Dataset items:

************

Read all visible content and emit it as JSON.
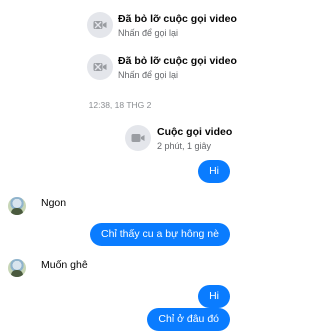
{
  "messages": {
    "missed_call_1": {
      "title": "Đã bỏ lỡ cuộc gọi video",
      "subtitle": "Nhấn để gọi lại",
      "icon": "video-camera-off-icon"
    },
    "missed_call_2": {
      "title": "Đã bỏ lỡ cuộc gọi video",
      "subtitle": "Nhấn để gọi lại",
      "icon": "video-camera-off-icon"
    },
    "timestamp": "12:38, 18 THG 2",
    "video_call": {
      "title": "Cuộc gọi video",
      "subtitle": "2 phút, 1 giây",
      "icon": "video-camera-icon"
    },
    "out_1": "Hi",
    "in_1": "Ngon",
    "out_2": "Chỉ thấy cu a bự hông nè",
    "in_2": "Muốn ghê",
    "out_3": "Hi",
    "out_4": "Chỉ ở đâu đó"
  },
  "colors": {
    "outgoing_bubble": "#0a7cff",
    "call_icon_bg": "#e4e6eb",
    "secondary_text": "#65676b"
  }
}
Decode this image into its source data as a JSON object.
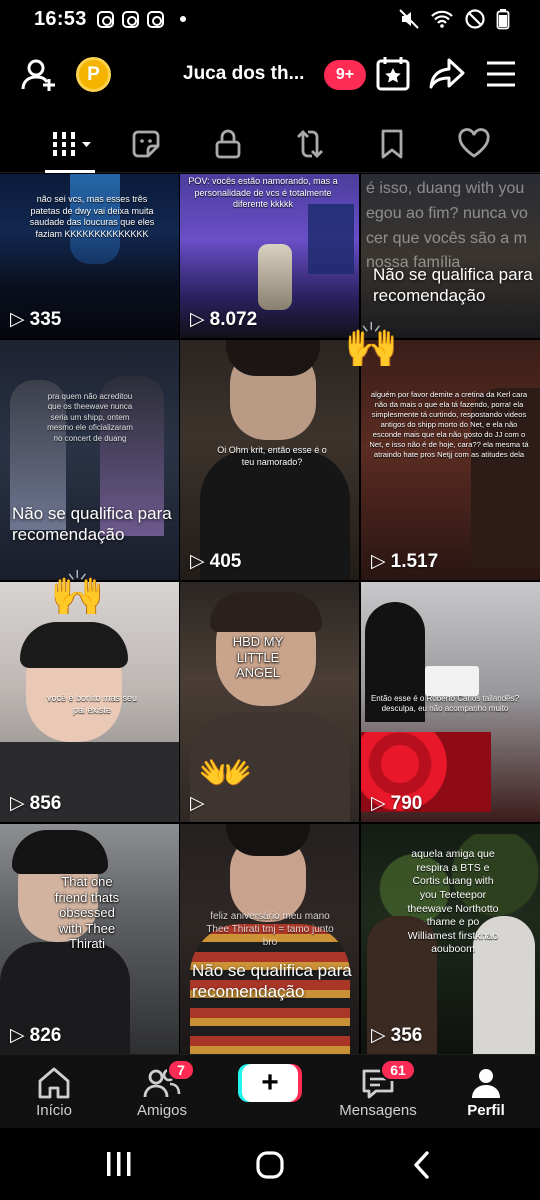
{
  "status_bar": {
    "time": "16:53"
  },
  "header": {
    "username": "Juca dos th...",
    "notifications_badge": "9+",
    "coin_label": "P"
  },
  "tabs": [
    "videos",
    "favorites",
    "private",
    "reposts",
    "saved",
    "liked"
  ],
  "videos": [
    {
      "views": "335",
      "caption": "não sei vcs, mas esses três patetas de dwy vai deixa muita saudade das loucuras que eles faziam KKKKKKKKKKKKKK"
    },
    {
      "views": "8.072",
      "caption": "POV: vocês estão namorando, mas a personalidade de vcs é totalmente diferente kkkkk"
    },
    {
      "views": "",
      "caption": "é isso, duang with you egou ao fim? nunca vo cer que vocês são a m nossa família",
      "overlay": "Não se qualifica para recomendação"
    },
    {
      "views": "",
      "caption": "pra quem não acreditou que os theewave nunca seria um shipp, ontem mesmo ele oficializaram no concert de duang",
      "overlay": "Não se qualifica para recomendação"
    },
    {
      "views": "405",
      "caption": "Oi Ohm krit, então esse é o teu namorado?"
    },
    {
      "views": "1.517",
      "caption": "alguém por favor demite a cretina da Kerl cara não da mais o que ela tá fazendo, porra! ela simplesmente tá curtindo, respostando videos antigos do shipp morto do Net, e ela não esconde mais que ela não gosto do JJ com o Net, e isso não é de hoje, cara?? ela mesma tá atraindo hate pros Netjj com as atitudes dela"
    },
    {
      "views": "856",
      "caption": "você é bonito mas seu pai existe"
    },
    {
      "views": "",
      "caption": "HBD MY LITTLE ANGEL"
    },
    {
      "views": "790",
      "caption": "Então esse é o Roberto Carlos tailandês? desculpa, eu não acompanho muito"
    },
    {
      "views": "826",
      "caption": "That one friend thats obsessed with Thee Thirati"
    },
    {
      "views": "",
      "caption": "feliz aniversário meu mano Thee Thirati tmj = tamo junto bro",
      "overlay": "Não se qualifica para recomendação"
    },
    {
      "views": "356",
      "caption": "aquela amiga que respira a BTS e Cortis duang with you Teeteepor theewave Northotto thame e po Williamest firstkhao aouboom"
    }
  ],
  "bottom_nav": {
    "home": "Início",
    "friends": "Amigos",
    "friends_badge": "7",
    "messages": "Mensagens",
    "messages_badge": "61",
    "profile": "Perfil"
  },
  "colors": {
    "accent": "#fe2c55",
    "coin": "#f5b400",
    "cyan": "#25f4ee"
  }
}
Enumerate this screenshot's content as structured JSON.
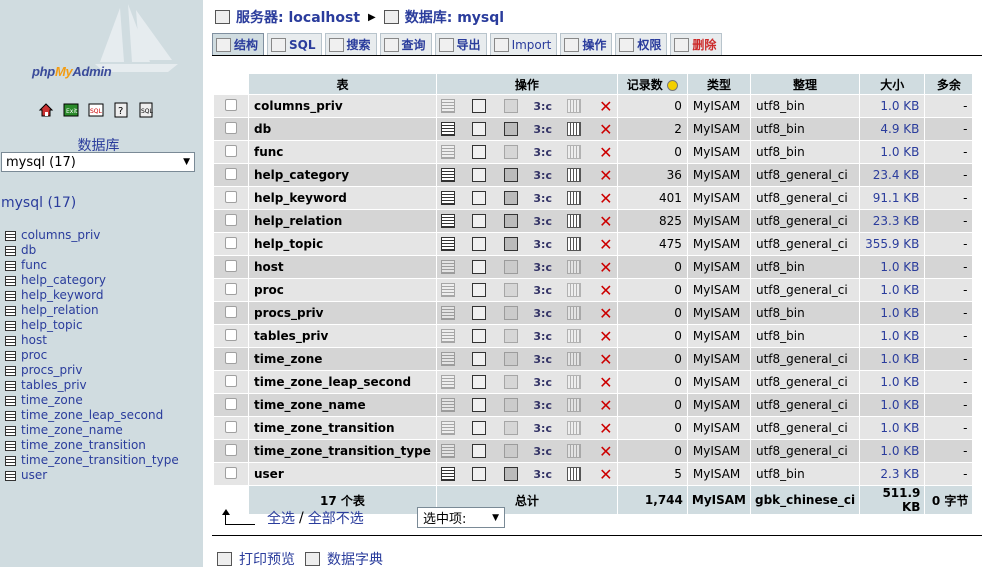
{
  "left": {
    "logo": {
      "php": "php",
      "my": "My",
      "admin": "Admin"
    },
    "icons": [
      "home-icon",
      "exit-icon",
      "sql-icon",
      "help-icon",
      "sql-docs-icon"
    ],
    "db_label": "数据库",
    "db_select_value": "mysql (17)",
    "db_title": "mysql (17)",
    "tables": [
      "columns_priv",
      "db",
      "func",
      "help_category",
      "help_keyword",
      "help_relation",
      "help_topic",
      "host",
      "proc",
      "procs_priv",
      "tables_priv",
      "time_zone",
      "time_zone_leap_second",
      "time_zone_name",
      "time_zone_transition",
      "time_zone_transition_type",
      "user"
    ]
  },
  "breadcrumb": {
    "server": "服务器: localhost",
    "database": "数据库: mysql"
  },
  "tabs": [
    {
      "label": "结构",
      "icon": "structure-icon"
    },
    {
      "label": "SQL",
      "icon": "sql-icon"
    },
    {
      "label": "搜索",
      "icon": "search-icon"
    },
    {
      "label": "查询",
      "icon": "query-icon"
    },
    {
      "label": "导出",
      "icon": "export-icon"
    },
    {
      "label": "Import",
      "icon": "import-icon"
    },
    {
      "label": "操作",
      "icon": "operations-icon"
    },
    {
      "label": "权限",
      "icon": "privileges-icon"
    },
    {
      "label": "删除",
      "icon": "drop-icon"
    }
  ],
  "table": {
    "headers": {
      "table": "表",
      "action": "操作",
      "records": "记录数",
      "type": "类型",
      "collation": "整理",
      "size": "大小",
      "overhead": "多余"
    },
    "rows": [
      {
        "name": "columns_priv",
        "records": "0",
        "type": "MyISAM",
        "collation": "utf8_bin",
        "size": "1.0 KB",
        "overhead": "-"
      },
      {
        "name": "db",
        "records": "2",
        "type": "MyISAM",
        "collation": "utf8_bin",
        "size": "4.9 KB",
        "overhead": "-"
      },
      {
        "name": "func",
        "records": "0",
        "type": "MyISAM",
        "collation": "utf8_bin",
        "size": "1.0 KB",
        "overhead": "-"
      },
      {
        "name": "help_category",
        "records": "36",
        "type": "MyISAM",
        "collation": "utf8_general_ci",
        "size": "23.4 KB",
        "overhead": "-"
      },
      {
        "name": "help_keyword",
        "records": "401",
        "type": "MyISAM",
        "collation": "utf8_general_ci",
        "size": "91.1 KB",
        "overhead": "-"
      },
      {
        "name": "help_relation",
        "records": "825",
        "type": "MyISAM",
        "collation": "utf8_general_ci",
        "size": "23.3 KB",
        "overhead": "-"
      },
      {
        "name": "help_topic",
        "records": "475",
        "type": "MyISAM",
        "collation": "utf8_general_ci",
        "size": "355.9 KB",
        "overhead": "-"
      },
      {
        "name": "host",
        "records": "0",
        "type": "MyISAM",
        "collation": "utf8_bin",
        "size": "1.0 KB",
        "overhead": "-"
      },
      {
        "name": "proc",
        "records": "0",
        "type": "MyISAM",
        "collation": "utf8_general_ci",
        "size": "1.0 KB",
        "overhead": "-"
      },
      {
        "name": "procs_priv",
        "records": "0",
        "type": "MyISAM",
        "collation": "utf8_bin",
        "size": "1.0 KB",
        "overhead": "-"
      },
      {
        "name": "tables_priv",
        "records": "0",
        "type": "MyISAM",
        "collation": "utf8_bin",
        "size": "1.0 KB",
        "overhead": "-"
      },
      {
        "name": "time_zone",
        "records": "0",
        "type": "MyISAM",
        "collation": "utf8_general_ci",
        "size": "1.0 KB",
        "overhead": "-"
      },
      {
        "name": "time_zone_leap_second",
        "records": "0",
        "type": "MyISAM",
        "collation": "utf8_general_ci",
        "size": "1.0 KB",
        "overhead": "-"
      },
      {
        "name": "time_zone_name",
        "records": "0",
        "type": "MyISAM",
        "collation": "utf8_general_ci",
        "size": "1.0 KB",
        "overhead": "-"
      },
      {
        "name": "time_zone_transition",
        "records": "0",
        "type": "MyISAM",
        "collation": "utf8_general_ci",
        "size": "1.0 KB",
        "overhead": "-"
      },
      {
        "name": "time_zone_transition_type",
        "records": "0",
        "type": "MyISAM",
        "collation": "utf8_general_ci",
        "size": "1.0 KB",
        "overhead": "-"
      },
      {
        "name": "user",
        "records": "5",
        "type": "MyISAM",
        "collation": "utf8_bin",
        "size": "2.3 KB",
        "overhead": "-"
      }
    ],
    "footer": {
      "tables": "17 个表",
      "sum": "总计",
      "records": "1,744",
      "type": "MyISAM",
      "collation": "gbk_chinese_ci",
      "size": "511.9 KB",
      "overhead": "0 字节"
    }
  },
  "bulk": {
    "check_all": "全选",
    "slash": "/",
    "uncheck_all": "全部不选",
    "with_selected": "选中项:"
  },
  "bottom": {
    "print_view": "打印预览",
    "data_dictionary": "数据字典"
  },
  "colors": {
    "link": "#2a3c9c",
    "header_bg": "#d0dce0",
    "row_odd": "#e5e5e5",
    "row_even": "#d5d5d5",
    "drop": "#cc0000"
  }
}
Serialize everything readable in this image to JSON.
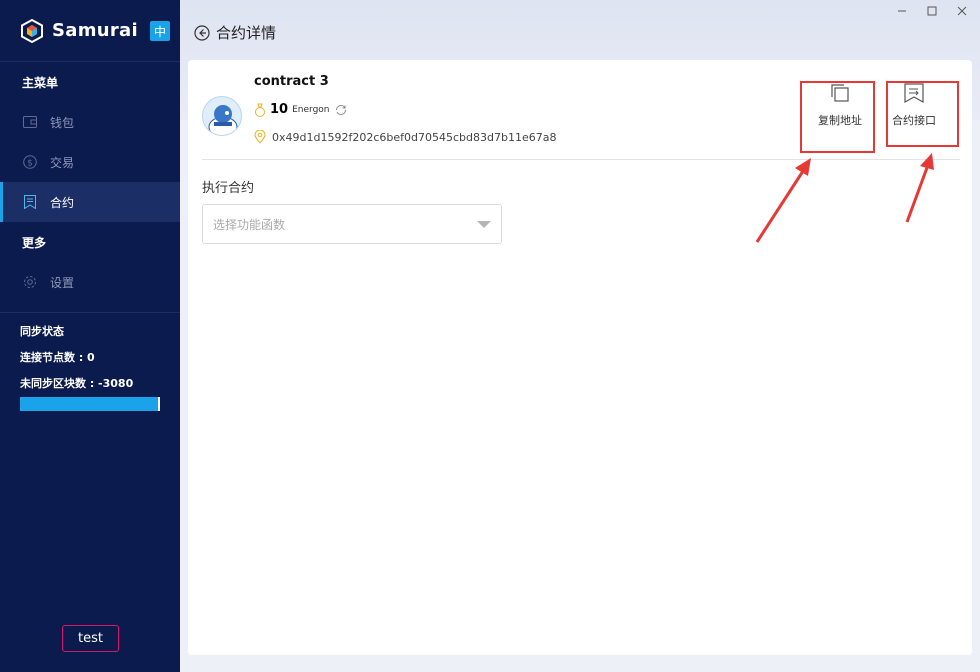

************

State only the count of lines above that hold the string "videos".

3